What the task requires
The entries below need to be written out exactly, with no pictures included.

Supplied material
%%

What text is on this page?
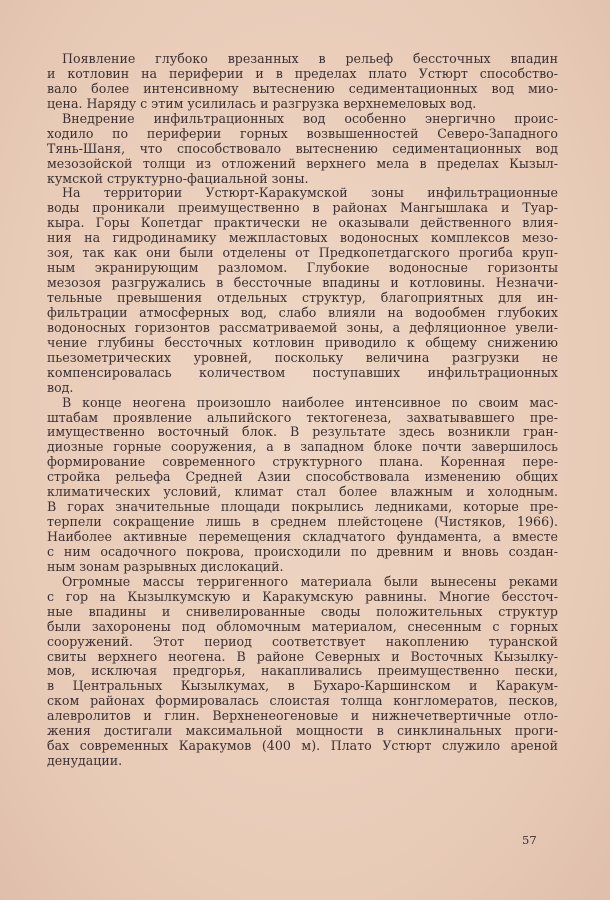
Появление глубоко врезанных в рельеф бессточных впадин
и котловин на периферии и в пределах плато Устюрт способство-
вало более интенсивному вытеснению седиментационных вод мио-
цена. Наряду с этим усилилась и разгрузка верхнемеловых вод.
Внедрение инфильтрационных вод особенно энергично проис-
ходило по периферии горных возвышенностей Северо-Западного
Тянь-Шаня, что способствовало вытеснению седиментационных вод
мезозойской толщи из отложений верхнего мела в пределах Кызыл-
кумской структурно-фациальной зоны.
На территории Устюрт-Каракумской зоны инфильтрационные
воды проникали преимущественно в районах Мангышлака и Туар-
кыра. Горы Копетдаг практически не оказывали действенного влия-
ния на гидродинамику межпластовых водоносных комплексов мезо-
зоя, так как они были отделены от Предкопетдагского прогиба круп-
ным экранирующим разломом. Глубокие водоносные горизонты
мезозоя разгружались в бессточные впадины и котловины. Незначи-
тельные превышения отдельных структур, благоприятных для ин-
фильтрации атмосферных вод, слабо влияли на водообмен глубоких
водоносных горизонтов рассматриваемой зоны, а дефляционное увели-
чение глубины бессточных котловин приводило к общему снижению
пьезометрических уровней, поскольку величина разгрузки не
компенсировалась количеством поступавших инфильтрационных
вод.
В конце неогена произошло наиболее интенсивное по своим мас-
штабам проявление альпийского тектогенеза, захватывавшего пре-
имущественно восточный блок. В результате здесь возникли гран-
диозные горные сооружения, а в западном блоке почти завершилось
формирование современного структурного плана. Коренная пере-
стройка рельефа Средней Азии способствовала изменению общих
климатических условий, климат стал более влажным и холодным.
В горах значительные площади покрылись ледниками, которые пре-
терпели сокращение лишь в среднем плейстоцене (Чистяков, 1966).
Наиболее активные перемещения складчатого фундамента, а вместе
с ним осадочного покрова, происходили по древним и вновь создан-
ным зонам разрывных дислокаций.
Огромные массы терригенного материала были вынесены реками
с гор на Кызылкумскую и Каракумскую равнины. Многие бессточ-
ные впадины и снивелированные своды положительных структур
были захоронены под обломочным материалом, снесенным с горных
сооружений. Этот период соответствует накоплению туранской
свиты верхнего неогена. В районе Северных и Восточных Кызылку-
мов, исключая предгорья, накапливались преимущественно пески,
в Центральных Кызылкумах, в Бухаро-Каршинском и Каракум-
ском районах формировалась слоистая толща конгломератов, песков,
алевролитов и глин. Верхненеогеновые и нижнечетвертичные отло-
жения достигали максимальной мощности в синклинальных проги-
бах современных Каракумов (400 м). Плато Устюрт служило ареной
денудации.
57
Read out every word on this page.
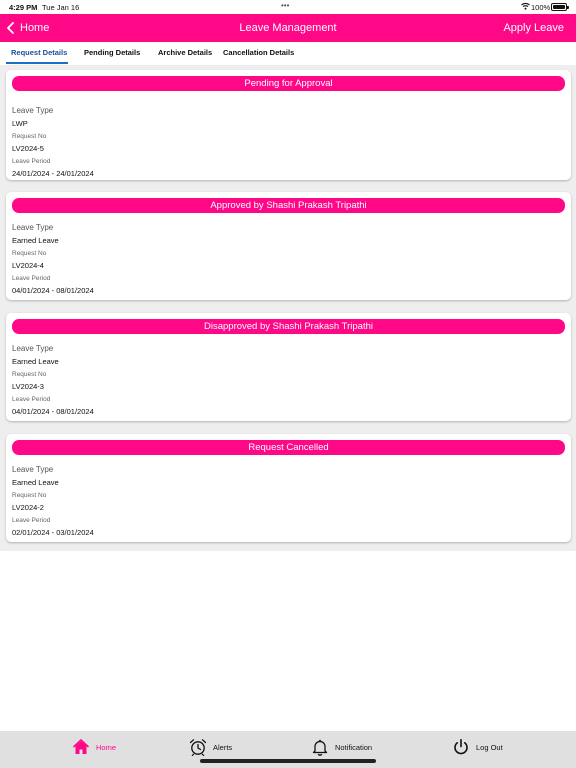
4:29 PM Tue Jan 16	•••	100%
Home	Leave Management	Apply Leave
Request Details Pending Details Archive Details Cancellation Details
Pending for Approval
Leave Type
LWP
Request No
LV2024-5
Leave Period
24/01/2024 - 24/01/2024
Approved by Shashi Prakash Tripathi
Leave Type
Earned Leave
Request No
LV2024-4
Leave Period
04/01/2024 - 08/01/2024
Disapproved by Shashi Prakash Tripathi
Leave Type
Earned Leave
Request No
LV2024-3
Leave Period
04/01/2024 - 08/01/2024
Request Cancelled
Leave Type
Earned Leave
Request No
LV2024-2
Leave Period
02/01/2024 - 03/01/2024
Home	Alerts	Notification	Log Out
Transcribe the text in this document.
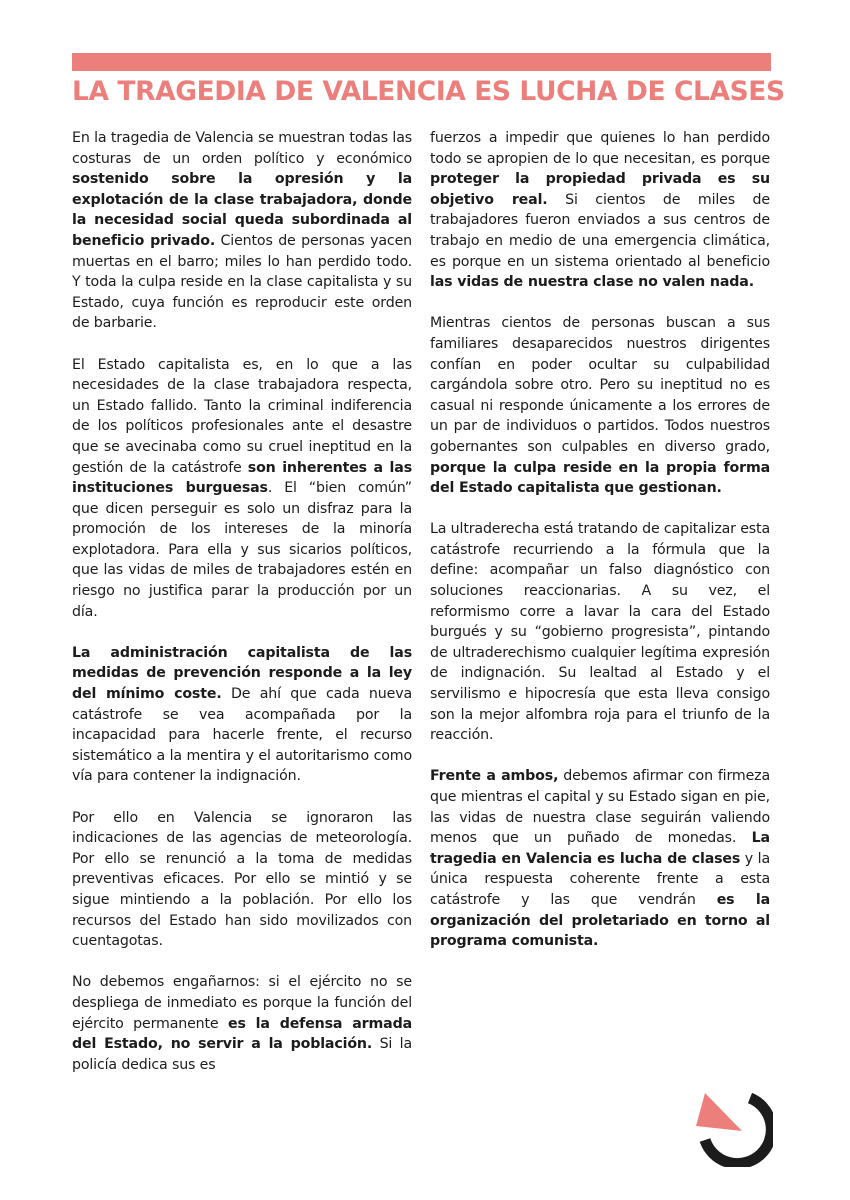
LA TRAGEDIA DE VALENCIA ES LUCHA DE CLASES

En la tragedia de Valencia se muestran todas las costuras de un orden político y económico sostenido sobre la opresión y la explotación de la clase trabajadora, donde la necesidad social queda subordinada al beneficio privado. Cientos de personas yacen muertas en el barro; miles lo han perdido todo. Y toda la culpa reside en la clase capitalista y su Estado, cuya función es reproducir este orden de barbarie.

El Estado capitalista es, en lo que a las necesidades de la clase trabajadora respecta, un Estado fallido. Tanto la criminal indiferencia de los políticos profesionales ante el desastre que se avecinaba como su cruel ineptitud en la gestión de la catástrofe son inherentes a las instituciones burguesas. El “bien común” que dicen perseguir es solo un disfraz para la promoción de los intereses de la minoría explotadora. Para ella y sus sicarios políticos, que las vidas de miles de trabajadores estén en riesgo no justifica parar la producción por un día.

La administración capitalista de las medidas de prevención responde a la ley del mínimo coste. De ahí que cada nueva catástrofe se vea acompañada por la incapacidad para hacerle frente, el recurso sistemático a la mentira y el autoritarismo como vía para contener la indignación.

Por ello en Valencia se ignoraron las indicaciones de las agencias de meteorología. Por ello se renunció a la toma de medidas preventivas eficaces. Por ello se mintió y se sigue mintiendo a la población. Por ello los recursos del Estado han sido movilizados con cuentagotas.

No debemos engañarnos: si el ejército no se despliega de inmediato es porque la función del ejército permanente es la defensa armada del Estado, no servir a la población. Si la policía dedica sus es

fuerzos a impedir que quienes lo han perdido todo se apropien de lo que necesitan, es porque proteger la propiedad privada es su objetivo real. Si cientos de miles de trabajadores fueron enviados a sus centros de trabajo en medio de una emergencia climática, es porque en un sistema orientado al beneficio las vidas de nuestra clase no valen nada.

Mientras cientos de personas buscan a sus familiares desaparecidos nuestros dirigentes confían en poder ocultar su culpabilidad cargándola sobre otro. Pero su ineptitud no es casual ni responde únicamente a los errores de un par de individuos o partidos. Todos nuestros gobernantes son culpables en diverso grado, porque la culpa reside en la propia forma del Estado capitalista que gestionan.

La ultraderecha está tratando de capitalizar esta catástrofe recurriendo a la fórmula que la define: acompañar un falso diagnóstico con soluciones reaccionarias. A su vez, el reformismo corre a lavar la cara del Estado burgués y su “gobierno progresista”, pintando de ultraderechismo cualquier legítima expresión de indignación. Su lealtad al Estado y el servilismo e hipocresía que esta lleva consigo son la mejor alfombra roja para el triunfo de la reacción.

Frente a ambos, debemos afirmar con firmeza que mientras el capital y su Estado sigan en pie, las vidas de nuestra clase seguirán valiendo menos que un puñado de monedas. La tragedia en Valencia es lucha de clases y la única respuesta coherente frente a esta catástrofe y las que vendrán es la organización del proletariado en torno al programa comunista.
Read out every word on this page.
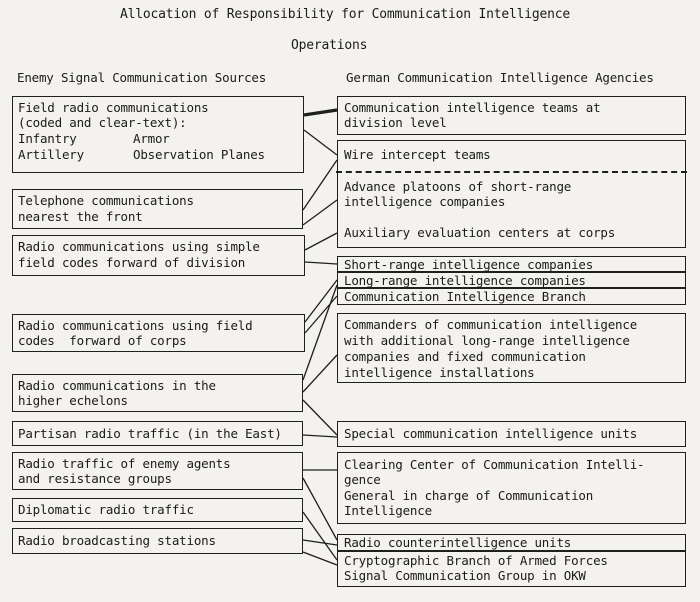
Allocation of Responsibility for Communication Intelligence
Operations
Enemy Signal Communication Sources	German Communication Intelligence Agencies
Field radio communications
(coded and clear-text):
Infantry
Artillery
Armor
Observation Planes
Telephone communications
nearest the front
Radio communications using simple
field codes forward of division
Radio communications using field
codes  forward of corps
Radio communications in the
higher echelons
Partisan radio traffic (in the East)
Radio traffic of enemy agents
and resistance groups
Diplomatic radio traffic
Radio broadcasting stations
Communication intelligence teams at
division level
Wire intercept teams
Advance platoons of short-range
intelligence companies
Auxiliary evaluation centers at corps
Short-range intelligence companies
Long-range intelligence companies
Communication Intelligence Branch
Commanders of communication intelligence
with additional long-range intelligence
companies and fixed communication
intelligence installations
Special communication intelligence units
Clearing Center of Communication Intelli-
gence
General in charge of Communication
Intelligence
Radio counterintelligence units
Cryptographic Branch of Armed Forces
Signal Communication Group in OKW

%%

Answer for this exercise
What text is on this page?
Появление глубоко врезанных в рельеф бессточных впадин
и котловин на периферии и в пределах плато Устюрт способство-
вало более интенсивному вытеснению седиментационных вод мио-
цена. Наряду с этим усилилась и разгрузка верхнемеловых вод.
Внедрение инфильтрационных вод особенно энергично проис-
ходило по периферии горных возвышенностей Северо-Западного
Тянь-Шаня, что способствовало вытеснению седиментационных вод
мезозойской толщи из отложений верхнего мела в пределах Кызыл-
кумской структурно-фациальной зоны.
На территории Устюрт-Каракумской зоны инфильтрационные
воды проникали преимущественно в районах Мангышлака и Туар-
кыра. Горы Копетдаг практически не оказывали действенного влия-
ния на гидродинамику межпластовых водоносных комплексов мезо-
зоя, так как они были отделены от Предкопетдагского прогиба круп-
ным экранирующим разломом. Глубокие водоносные горизонты
мезозоя разгружались в бессточные впадины и котловины. Незначи-
тельные превышения отдельных структур, благоприятных для ин-
фильтрации атмосферных вод, слабо влияли на водообмен глубоких
водоносных горизонтов рассматриваемой зоны, а дефляционное увели-
чение глубины бессточных котловин приводило к общему снижению
пьезометрических уровней, поскольку величина разгрузки не
компенсировалась количеством поступавших инфильтрационных
вод.
В конце неогена произошло наиболее интенсивное по своим мас-
штабам проявление альпийского тектогенеза, захватывавшего пре-
имущественно восточный блок. В результате здесь возникли гран-
диозные горные сооружения, а в западном блоке почти завершилось
формирование современного структурного плана. Коренная пере-
стройка рельефа Средней Азии способствовала изменению общих
климатических условий, климат стал более влажным и холодным.
В горах значительные площади покрылись ледниками, которые пре-
терпели сокращение лишь в среднем плейстоцене (Чистяков, 1966).
Наиболее активные перемещения складчатого фундамента, а вместе
с ним осадочного покрова, происходили по древним и вновь создан-
ным зонам разрывных дислокаций.
Огромные массы терригенного материала были вынесены реками
с гор на Кызылкумскую и Каракумскую равнины. Многие бессточ-
ные впадины и снивелированные своды положительных структур
были захоронены под обломочным материалом, снесенным с горных
сооружений. Этот период соответствует накоплению туранской
свиты верхнего неогена. В районе Северных и Восточных Кызылку-
мов, исключая предгорья, накапливались преимущественно пески,
в Центральных Кызылкумах, в Бухаро-Каршинском и Каракум-
ском районах формировалась слоистая толща конгломератов, песков,
алевролитов и глин. Верхненеогеновые и нижнечетвертичные отло-
жения достигали максимальной мощности в синклинальных проги-
бах современных Каракумов (400 м). Плато Устюрт служило ареной
денудации.
57
Read out every word on this page.
4:29 PM Tue Jan 16	•••	100%
Home	Leave Management	Apply Leave
Request Details Pending Details Archive Details Cancellation Details
Pending for Approval
Leave Type
LWP
Request No
LV2024-5
Leave Period
24/01/2024 - 24/01/2024
Approved by Shashi Prakash Tripathi
Leave Type
Earned Leave
Request No
LV2024-4
Leave Period
04/01/2024 - 08/01/2024
Disapproved by Shashi Prakash Tripathi
Leave Type
Earned Leave
Request No
LV2024-3
Leave Period
04/01/2024 - 08/01/2024
Request Cancelled
Leave Type
Earned Leave
Request No
LV2024-2
Leave Period
02/01/2024 - 03/01/2024
Home	Alerts	Notification	Log Out
Transcribe the text in this document.
LA TRAGEDIA DE VALENCIA ES LUCHA DE CLASES

En la tragedia de Valencia se muestran todas las costuras de un orden político y económico sostenido sobre la opresión y la explotación de la clase trabajadora, donde la necesidad social queda subordinada al beneficio privado. Cientos de personas yacen muertas en el barro; miles lo han perdido todo. Y toda la culpa reside en la clase capitalista y su Estado, cuya función es reproducir este orden de barbarie.

El Estado capitalista es, en lo que a las necesidades de la clase trabajadora respecta, un Estado fallido. Tanto la criminal indiferencia de los políticos profesionales ante el desastre que se avecinaba como su cruel ineptitud en la gestión de la catástrofe son inherentes a las instituciones burguesas. El “bien común” que dicen perseguir es solo un disfraz para la promoción de los intereses de la minoría explotadora. Para ella y sus sicarios políticos, que las vidas de miles de trabajadores estén en riesgo no justifica parar la producción por un día.

La administración capitalista de las medidas de prevención responde a la ley del mínimo coste. De ahí que cada nueva catástrofe se vea acompañada por la incapacidad para hacerle frente, el recurso sistemático a la mentira y el autoritarismo como vía para contener la indignación.

Por ello en Valencia se ignoraron las indicaciones de las agencias de meteorología. Por ello se renunció a la toma de medidas preventivas eficaces. Por ello se mintió y se sigue mintiendo a la población. Por ello los recursos del Estado han sido movilizados con cuentagotas.

No debemos engañarnos: si el ejército no se despliega de inmediato es porque la función del ejército permanente es la defensa armada del Estado, no servir a la población. Si la policía dedica sus es

fuerzos a impedir que quienes lo han perdido todo se apropien de lo que necesitan, es porque proteger la propiedad privada es su objetivo real. Si cientos de miles de trabajadores fueron enviados a sus centros de trabajo en medio de una emergencia climática, es porque en un sistema orientado al beneficio las vidas de nuestra clase no valen nada.

Mientras cientos de personas buscan a sus familiares desaparecidos nuestros dirigentes confían en poder ocultar su culpabilidad cargándola sobre otro. Pero su ineptitud no es casual ni responde únicamente a los errores de un par de individuos o partidos. Todos nuestros gobernantes son culpables en diverso grado, porque la culpa reside en la propia forma del Estado capitalista que gestionan.

La ultraderecha está tratando de capitalizar esta catástrofe recurriendo a la fórmula que la define: acompañar un falso diagnóstico con soluciones reaccionarias. A su vez, el reformismo corre a lavar la cara del Estado burgués y su “gobierno progresista”, pintando de ultraderechismo cualquier legítima expresión de indignación. Su lealtad al Estado y el servilismo e hipocresía que esta lleva consigo son la mejor alfombra roja para el triunfo de la reacción.

Frente a ambos, debemos afirmar con firmeza que mientras el capital y su Estado sigan en pie, las vidas de nuestra clase seguirán valiendo menos que un puñado de monedas. La tragedia en Valencia es lucha de clases y la única respuesta coherente frente a esta catástrofe y las que vendrán es la organización del proletariado en torno al programa comunista.
Read out every word on this page.
Allocation of Responsibility for Communication Intelligence
Operations
Enemy Signal Communication Sources	German Communication Intelligence Agencies
Field radio communications
(coded and clear-text):
Infantry
Artillery
Armor
Observation Planes
Telephone communications
nearest the front
Radio communications using simple
field codes forward of division
Radio communications using field
codes  forward of corps
Radio communications in the
higher echelons
Partisan radio traffic (in the East)
Radio traffic of enemy agents
and resistance groups
Diplomatic radio traffic
Radio broadcasting stations
Communication intelligence teams at
division level
Wire intercept teams
Advance platoons of short-range
intelligence companies
Auxiliary evaluation centers at corps
Short-range intelligence companies
Long-range intelligence companies
Communication Intelligence Branch
Commanders of communication intelligence
with additional long-range intelligence
companies and fixed communication
intelligence installations
Special communication intelligence units
Clearing Center of Communication Intelli-
gence
General in charge of Communication
Intelligence
Radio counterintelligence units
Cryptographic Branch of Armed Forces
Signal Communication Group in OKW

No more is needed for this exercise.